* Task
Here are some records; copy every line that holds the word "области".

* Stored records
========================

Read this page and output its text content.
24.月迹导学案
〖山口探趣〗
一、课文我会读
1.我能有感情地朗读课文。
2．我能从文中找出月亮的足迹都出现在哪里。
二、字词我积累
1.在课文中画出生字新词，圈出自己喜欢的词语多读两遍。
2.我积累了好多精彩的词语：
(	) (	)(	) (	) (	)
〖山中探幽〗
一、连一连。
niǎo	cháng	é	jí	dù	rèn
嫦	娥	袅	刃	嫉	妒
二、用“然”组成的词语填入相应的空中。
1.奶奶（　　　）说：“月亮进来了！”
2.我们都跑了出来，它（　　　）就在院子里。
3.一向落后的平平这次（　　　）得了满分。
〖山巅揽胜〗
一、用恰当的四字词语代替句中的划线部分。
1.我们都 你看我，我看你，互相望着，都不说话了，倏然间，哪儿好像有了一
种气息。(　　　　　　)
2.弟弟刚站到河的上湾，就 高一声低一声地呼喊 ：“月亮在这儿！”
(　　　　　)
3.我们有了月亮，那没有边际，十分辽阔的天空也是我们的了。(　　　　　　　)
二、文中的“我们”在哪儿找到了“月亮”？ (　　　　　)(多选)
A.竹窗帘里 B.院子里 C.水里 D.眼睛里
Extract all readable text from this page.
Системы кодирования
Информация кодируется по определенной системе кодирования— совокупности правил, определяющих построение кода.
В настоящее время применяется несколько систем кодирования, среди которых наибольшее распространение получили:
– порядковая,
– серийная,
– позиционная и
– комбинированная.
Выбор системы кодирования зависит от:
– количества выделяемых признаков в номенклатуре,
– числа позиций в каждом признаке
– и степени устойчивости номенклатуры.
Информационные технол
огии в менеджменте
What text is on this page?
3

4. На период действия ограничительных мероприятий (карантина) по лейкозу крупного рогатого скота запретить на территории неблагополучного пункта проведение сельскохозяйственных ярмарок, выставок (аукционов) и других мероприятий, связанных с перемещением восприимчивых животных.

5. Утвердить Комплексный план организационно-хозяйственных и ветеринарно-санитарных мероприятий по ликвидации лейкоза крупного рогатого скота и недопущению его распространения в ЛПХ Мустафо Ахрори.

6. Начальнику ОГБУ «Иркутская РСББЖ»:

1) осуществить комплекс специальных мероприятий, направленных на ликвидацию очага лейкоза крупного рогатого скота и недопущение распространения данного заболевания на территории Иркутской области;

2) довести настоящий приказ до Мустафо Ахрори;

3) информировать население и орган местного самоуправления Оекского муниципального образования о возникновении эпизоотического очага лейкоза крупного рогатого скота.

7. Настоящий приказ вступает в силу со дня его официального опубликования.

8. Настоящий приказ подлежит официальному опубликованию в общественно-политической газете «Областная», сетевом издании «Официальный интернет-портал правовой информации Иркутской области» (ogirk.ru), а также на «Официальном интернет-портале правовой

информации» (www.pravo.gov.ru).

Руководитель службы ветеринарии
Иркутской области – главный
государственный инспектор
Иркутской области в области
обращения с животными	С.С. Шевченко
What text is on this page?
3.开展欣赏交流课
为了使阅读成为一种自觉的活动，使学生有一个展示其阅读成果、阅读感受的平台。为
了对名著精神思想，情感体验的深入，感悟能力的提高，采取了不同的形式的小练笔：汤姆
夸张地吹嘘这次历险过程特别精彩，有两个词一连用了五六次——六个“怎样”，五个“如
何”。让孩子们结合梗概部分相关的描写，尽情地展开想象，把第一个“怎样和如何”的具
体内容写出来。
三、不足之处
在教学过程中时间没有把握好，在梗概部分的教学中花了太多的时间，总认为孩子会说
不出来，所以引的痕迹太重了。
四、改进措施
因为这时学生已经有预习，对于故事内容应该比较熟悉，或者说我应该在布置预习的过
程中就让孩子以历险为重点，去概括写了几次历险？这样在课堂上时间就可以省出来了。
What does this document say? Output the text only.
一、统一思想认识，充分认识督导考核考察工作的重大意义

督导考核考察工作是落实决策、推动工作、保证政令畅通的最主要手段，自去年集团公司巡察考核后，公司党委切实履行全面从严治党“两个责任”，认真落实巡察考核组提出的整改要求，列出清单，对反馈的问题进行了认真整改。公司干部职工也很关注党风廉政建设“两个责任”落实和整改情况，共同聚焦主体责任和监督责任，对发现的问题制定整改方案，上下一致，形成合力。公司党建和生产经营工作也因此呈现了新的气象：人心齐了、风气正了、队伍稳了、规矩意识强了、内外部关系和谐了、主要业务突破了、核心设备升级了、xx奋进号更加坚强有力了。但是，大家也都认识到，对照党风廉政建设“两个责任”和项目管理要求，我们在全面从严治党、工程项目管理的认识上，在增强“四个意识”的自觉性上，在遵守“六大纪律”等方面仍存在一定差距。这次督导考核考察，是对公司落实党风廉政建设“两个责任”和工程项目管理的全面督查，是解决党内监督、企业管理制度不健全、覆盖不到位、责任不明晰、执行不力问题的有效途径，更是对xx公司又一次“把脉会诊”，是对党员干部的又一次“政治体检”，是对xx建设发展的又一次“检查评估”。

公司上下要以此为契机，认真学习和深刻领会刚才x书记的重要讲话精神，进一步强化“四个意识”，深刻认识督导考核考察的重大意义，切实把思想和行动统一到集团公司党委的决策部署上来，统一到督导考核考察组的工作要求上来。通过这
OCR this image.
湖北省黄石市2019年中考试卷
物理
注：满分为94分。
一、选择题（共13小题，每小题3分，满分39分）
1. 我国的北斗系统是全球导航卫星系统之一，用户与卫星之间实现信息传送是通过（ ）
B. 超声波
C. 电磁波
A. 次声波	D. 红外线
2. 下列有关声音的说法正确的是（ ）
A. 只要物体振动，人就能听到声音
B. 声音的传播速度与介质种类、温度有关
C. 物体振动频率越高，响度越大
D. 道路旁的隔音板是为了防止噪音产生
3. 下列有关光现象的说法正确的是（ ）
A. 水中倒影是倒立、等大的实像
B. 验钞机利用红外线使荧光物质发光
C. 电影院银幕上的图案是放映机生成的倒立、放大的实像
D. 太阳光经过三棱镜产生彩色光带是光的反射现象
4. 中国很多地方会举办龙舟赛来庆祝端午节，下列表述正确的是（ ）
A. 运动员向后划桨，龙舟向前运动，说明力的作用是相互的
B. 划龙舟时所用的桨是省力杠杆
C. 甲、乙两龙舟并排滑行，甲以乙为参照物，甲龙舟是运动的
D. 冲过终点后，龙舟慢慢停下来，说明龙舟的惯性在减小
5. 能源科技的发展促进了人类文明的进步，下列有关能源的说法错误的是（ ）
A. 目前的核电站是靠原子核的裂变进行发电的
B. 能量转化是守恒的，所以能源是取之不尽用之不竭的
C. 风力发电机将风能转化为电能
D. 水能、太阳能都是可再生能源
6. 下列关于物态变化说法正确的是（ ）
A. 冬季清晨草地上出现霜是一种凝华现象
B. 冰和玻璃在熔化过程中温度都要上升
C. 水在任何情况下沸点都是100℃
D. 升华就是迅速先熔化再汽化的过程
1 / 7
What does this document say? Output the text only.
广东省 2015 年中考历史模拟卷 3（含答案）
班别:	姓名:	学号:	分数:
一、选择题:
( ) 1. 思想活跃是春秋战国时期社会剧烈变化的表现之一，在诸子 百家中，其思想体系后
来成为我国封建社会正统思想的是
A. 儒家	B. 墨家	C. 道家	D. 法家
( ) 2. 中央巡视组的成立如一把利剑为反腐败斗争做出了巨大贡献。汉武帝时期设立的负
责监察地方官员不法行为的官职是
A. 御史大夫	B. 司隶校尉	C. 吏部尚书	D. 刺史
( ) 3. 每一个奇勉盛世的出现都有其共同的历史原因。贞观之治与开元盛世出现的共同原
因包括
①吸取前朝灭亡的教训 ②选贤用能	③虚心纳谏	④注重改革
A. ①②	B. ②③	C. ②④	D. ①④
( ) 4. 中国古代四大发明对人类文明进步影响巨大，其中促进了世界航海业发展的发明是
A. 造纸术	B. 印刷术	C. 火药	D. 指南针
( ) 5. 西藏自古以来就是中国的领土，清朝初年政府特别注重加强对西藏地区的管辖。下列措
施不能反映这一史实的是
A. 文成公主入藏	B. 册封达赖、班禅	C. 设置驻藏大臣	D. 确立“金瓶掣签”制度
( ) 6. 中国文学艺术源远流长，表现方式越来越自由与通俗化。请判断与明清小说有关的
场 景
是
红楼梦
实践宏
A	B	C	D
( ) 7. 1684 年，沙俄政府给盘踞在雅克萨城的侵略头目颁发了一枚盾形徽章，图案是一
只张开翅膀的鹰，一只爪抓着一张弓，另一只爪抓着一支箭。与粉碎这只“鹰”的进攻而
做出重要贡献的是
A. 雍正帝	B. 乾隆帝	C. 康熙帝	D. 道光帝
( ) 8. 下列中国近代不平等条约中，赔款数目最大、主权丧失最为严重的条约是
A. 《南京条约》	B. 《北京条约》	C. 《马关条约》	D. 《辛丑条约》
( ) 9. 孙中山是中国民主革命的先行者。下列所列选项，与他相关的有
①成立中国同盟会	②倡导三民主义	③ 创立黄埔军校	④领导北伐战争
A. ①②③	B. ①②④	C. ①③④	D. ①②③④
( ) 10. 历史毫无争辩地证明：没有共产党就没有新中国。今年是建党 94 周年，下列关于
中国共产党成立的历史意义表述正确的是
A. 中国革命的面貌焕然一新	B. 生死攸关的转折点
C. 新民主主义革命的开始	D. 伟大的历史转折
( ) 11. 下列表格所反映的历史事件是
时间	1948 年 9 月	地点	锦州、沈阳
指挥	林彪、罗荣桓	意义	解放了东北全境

========================

* Solution
1) осуществить комплекс специальных мероприятий, направленных на ликвидацию очага лейкоза крупного рогатого скота и недопущение распространения данного заболевания на территории Иркутской области;
8. Настоящий приказ подлежит официальному опубликованию в общественно-политической газете «Областная», сетевом издании «Официальный интернет-портал правовой информации Иркутской области» (ogirk.ru), а также на «Официальном интернет-портале правовой
Иркутской области – главный
Иркутской области в области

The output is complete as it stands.